Rows from a dataset
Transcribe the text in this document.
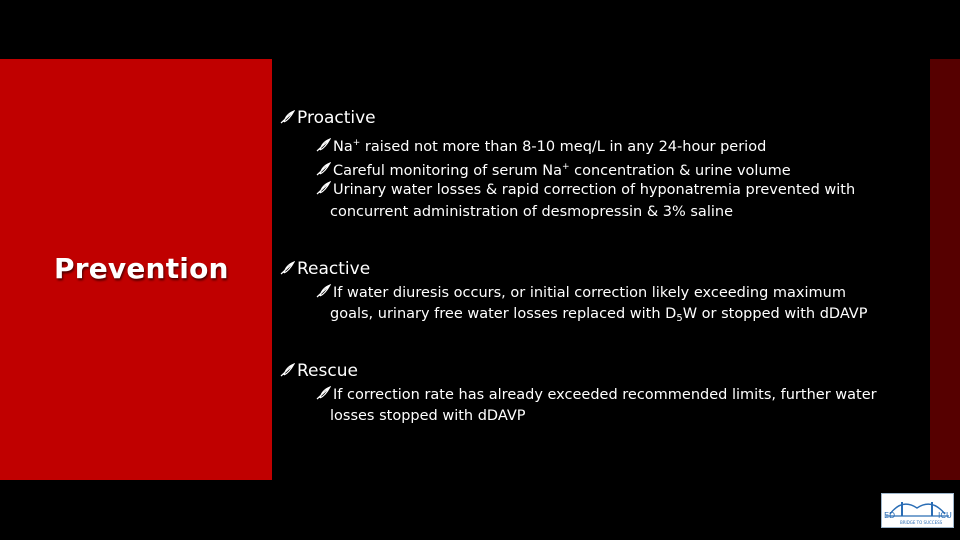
Prevention
Proactive
Na+ raised not more than 8-10 meq/L in any 24-hour period
Careful monitoring of serum Na+ concentration & urine volume
Urinary water losses & rapid correction of hyponatremia prevented with
concurrent administration of desmopressin & 3% saline
Reactive
If water diuresis occurs, or initial correction likely exceeding maximum
goals, urinary free water losses replaced with $D_5W$ or stopped with dDAVP
Rescue
If correction rate has already exceeded recommended limits, further water
losses stopped with dDAVP
ED	ICU
BRIDGE TO SUCCESS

_TASK REQUIREMENTS_: Output all of the records exactly as they appear above, but not the pictures.

_CORRECT RESULT_:
Transcribe the text in this document.
Prevention
Proactive
Na+ raised not more than 8-10 meq/L in any 24-hour period
Careful monitoring of serum Na+ concentration & urine volume
Urinary water losses & rapid correction of hyponatremia prevented with
concurrent administration of desmopressin & 3% saline
Reactive
If water diuresis occurs, or initial correction likely exceeding maximum
goals, urinary free water losses replaced with $D_5W$ or stopped with dDAVP
Rescue
If correction rate has already exceeded recommended limits, further water
losses stopped with dDAVP
ED	ICU
BRIDGE TO SUCCESS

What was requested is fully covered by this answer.